## BEGIN Source material

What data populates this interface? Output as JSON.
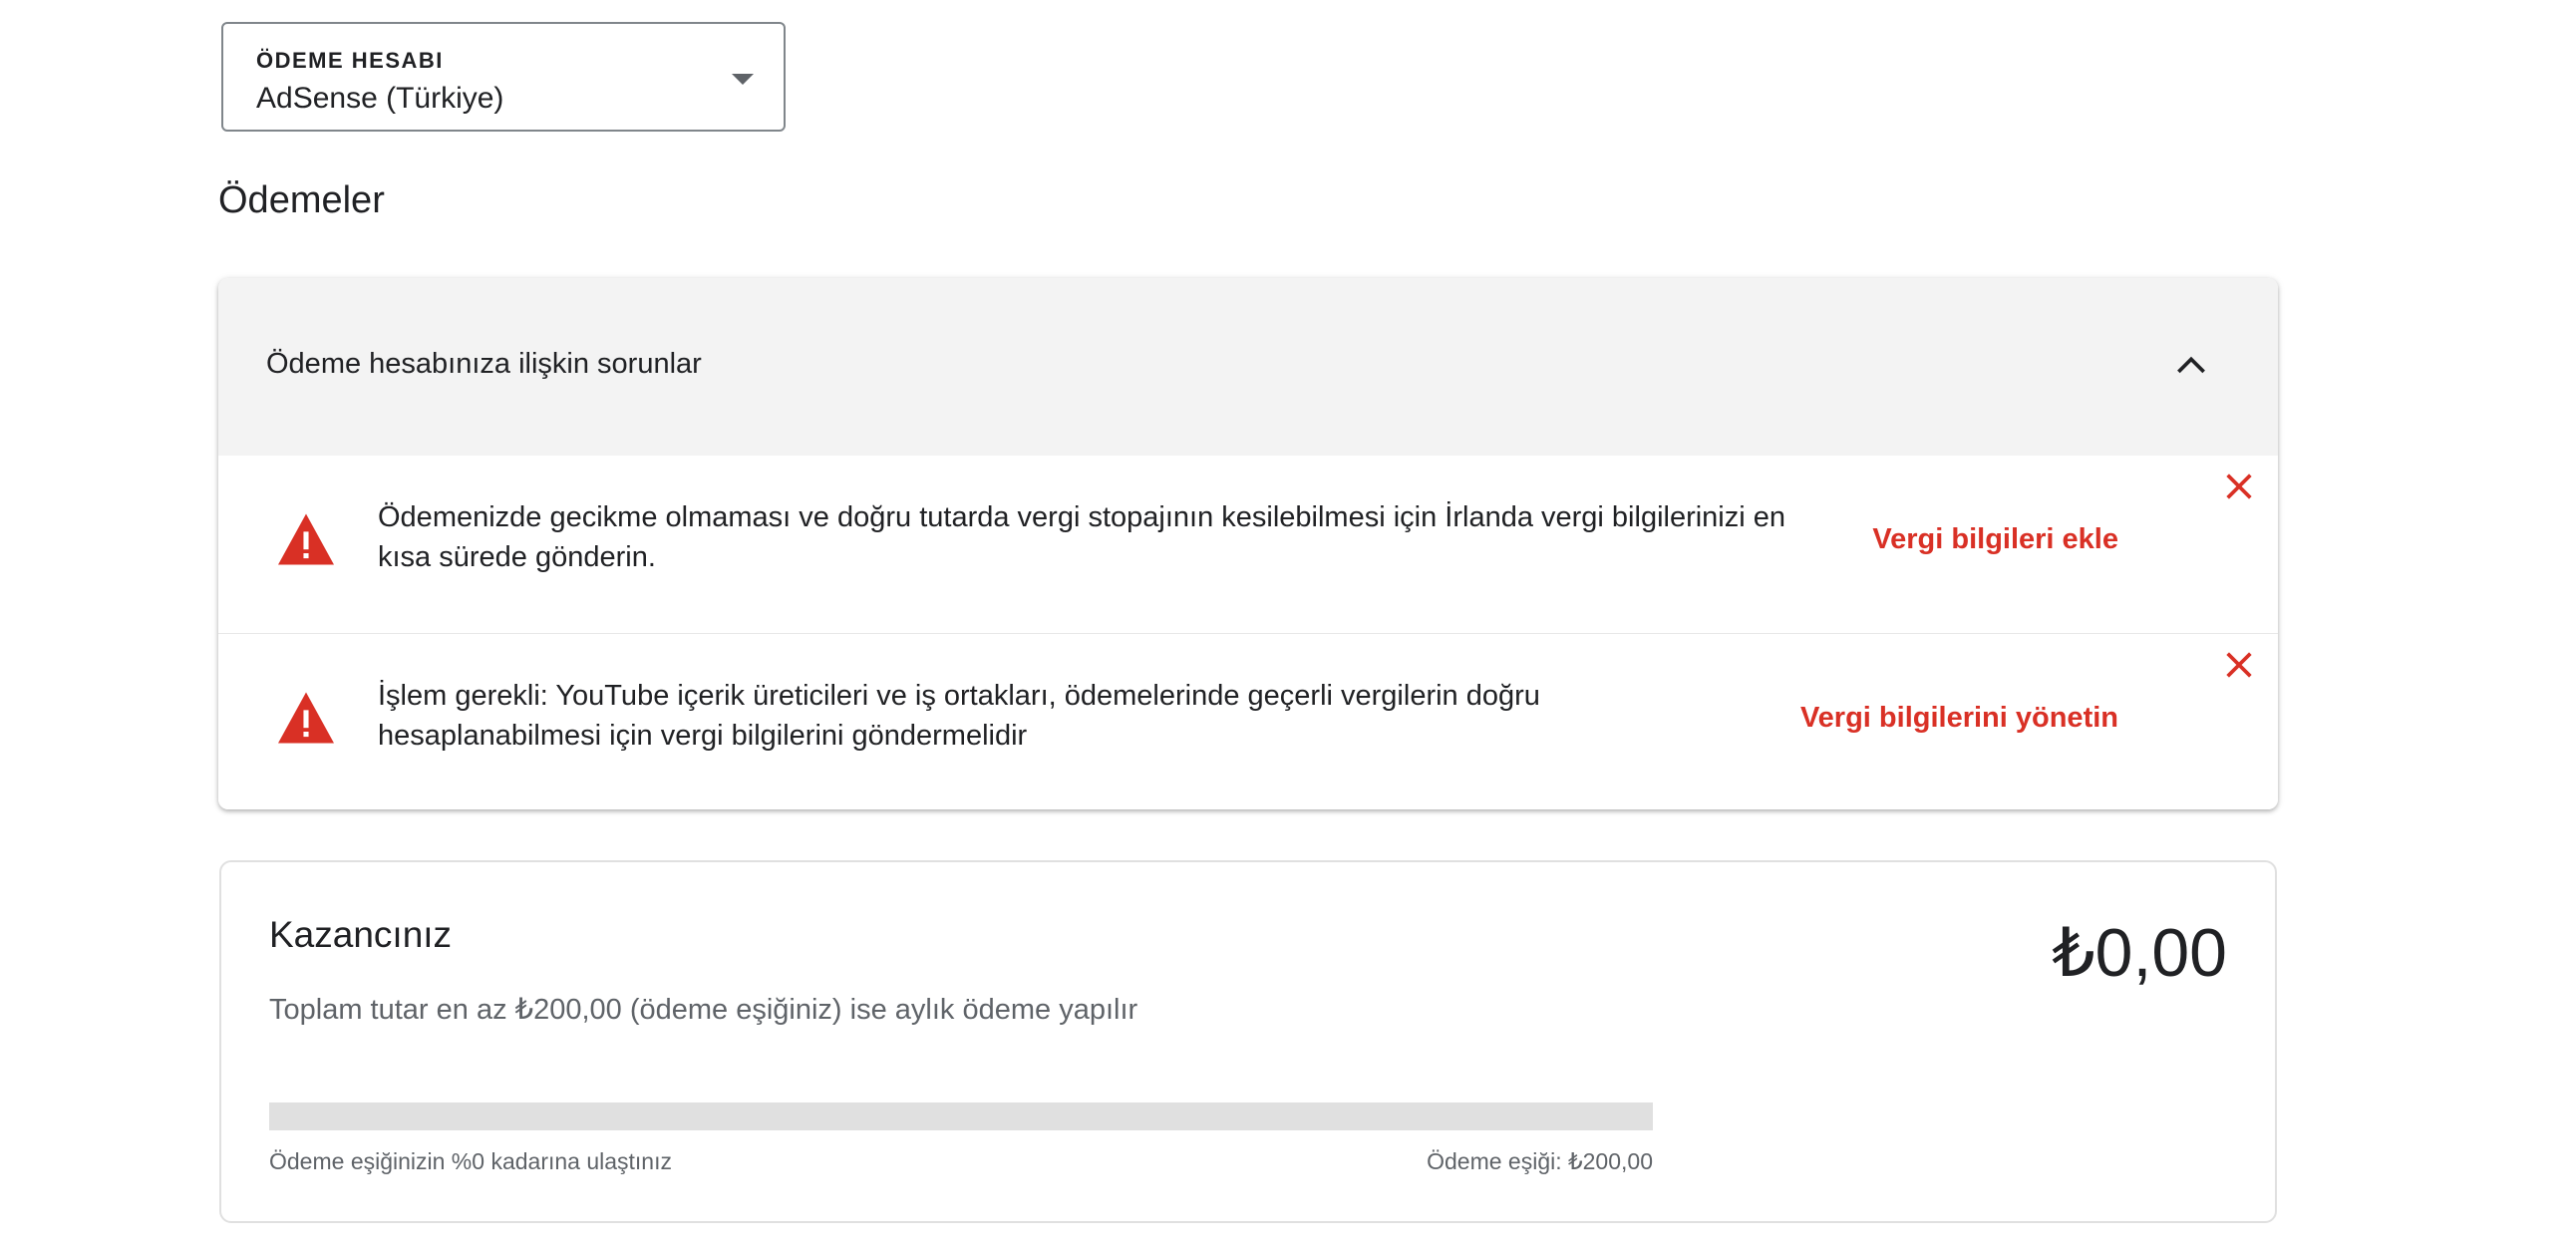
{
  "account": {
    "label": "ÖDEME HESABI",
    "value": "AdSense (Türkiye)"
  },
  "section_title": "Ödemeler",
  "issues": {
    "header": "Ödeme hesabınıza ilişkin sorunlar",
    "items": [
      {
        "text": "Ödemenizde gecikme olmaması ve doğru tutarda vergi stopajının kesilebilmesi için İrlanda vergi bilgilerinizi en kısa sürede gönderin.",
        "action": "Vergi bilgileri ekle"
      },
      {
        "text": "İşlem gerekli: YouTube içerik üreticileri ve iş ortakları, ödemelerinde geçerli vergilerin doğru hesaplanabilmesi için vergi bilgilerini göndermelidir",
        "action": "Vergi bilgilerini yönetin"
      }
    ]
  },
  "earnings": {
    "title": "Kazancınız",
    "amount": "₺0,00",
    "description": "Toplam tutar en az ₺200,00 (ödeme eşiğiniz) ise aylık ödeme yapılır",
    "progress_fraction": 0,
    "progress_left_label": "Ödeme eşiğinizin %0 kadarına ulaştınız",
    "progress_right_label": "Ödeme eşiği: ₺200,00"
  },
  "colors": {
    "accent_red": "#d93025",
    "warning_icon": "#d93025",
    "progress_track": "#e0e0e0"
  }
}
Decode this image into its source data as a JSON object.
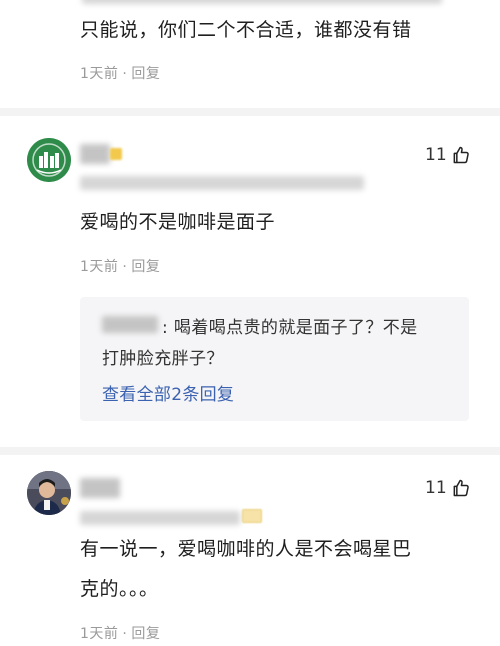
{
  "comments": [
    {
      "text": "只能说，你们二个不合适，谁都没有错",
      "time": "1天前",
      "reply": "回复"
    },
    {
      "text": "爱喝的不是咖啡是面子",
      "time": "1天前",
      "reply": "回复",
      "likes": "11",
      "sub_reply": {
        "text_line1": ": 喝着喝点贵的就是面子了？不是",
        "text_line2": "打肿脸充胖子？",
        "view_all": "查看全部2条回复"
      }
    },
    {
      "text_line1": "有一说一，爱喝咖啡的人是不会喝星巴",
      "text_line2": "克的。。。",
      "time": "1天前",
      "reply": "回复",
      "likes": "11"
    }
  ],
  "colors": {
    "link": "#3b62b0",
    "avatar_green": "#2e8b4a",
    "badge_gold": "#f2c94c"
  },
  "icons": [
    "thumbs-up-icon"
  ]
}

## END Source material

Set exercise
None of the pictures should appear; repeat the records exactly otherwise.

Exercise answer
What data populates this interface? Output as JSON.
{
  "account": {
    "label": "ÖDEME HESABI",
    "value": "AdSense (Türkiye)"
  },
  "section_title": "Ödemeler",
  "issues": {
    "header": "Ödeme hesabınıza ilişkin sorunlar",
    "items": [
      {
        "text": "Ödemenizde gecikme olmaması ve doğru tutarda vergi stopajının kesilebilmesi için İrlanda vergi bilgilerinizi en kısa sürede gönderin.",
        "action": "Vergi bilgileri ekle"
      },
      {
        "text": "İşlem gerekli: YouTube içerik üreticileri ve iş ortakları, ödemelerinde geçerli vergilerin doğru hesaplanabilmesi için vergi bilgilerini göndermelidir",
        "action": "Vergi bilgilerini yönetin"
      }
    ]
  },
  "earnings": {
    "title": "Kazancınız",
    "amount": "₺0,00",
    "description": "Toplam tutar en az ₺200,00 (ödeme eşiğiniz) ise aylık ödeme yapılır",
    "progress_fraction": 0,
    "progress_left_label": "Ödeme eşiğinizin %0 kadarına ulaştınız",
    "progress_right_label": "Ödeme eşiği: ₺200,00"
  },
  "colors": {
    "accent_red": "#d93025",
    "warning_icon": "#d93025",
    "progress_track": "#e0e0e0"
  }
}
Decode this image into its source data as a JSON object.
{
  "comments": [
    {
      "text": "只能说，你们二个不合适，谁都没有错",
      "time": "1天前",
      "reply": "回复"
    },
    {
      "text": "爱喝的不是咖啡是面子",
      "time": "1天前",
      "reply": "回复",
      "likes": "11",
      "sub_reply": {
        "text_line1": ": 喝着喝点贵的就是面子了？不是",
        "text_line2": "打肿脸充胖子？",
        "view_all": "查看全部2条回复"
      }
    },
    {
      "text_line1": "有一说一，爱喝咖啡的人是不会喝星巴",
      "text_line2": "克的。。。",
      "time": "1天前",
      "reply": "回复",
      "likes": "11"
    }
  ],
  "colors": {
    "link": "#3b62b0",
    "avatar_green": "#2e8b4a",
    "badge_gold": "#f2c94c"
  },
  "icons": [
    "thumbs-up-icon"
  ]
}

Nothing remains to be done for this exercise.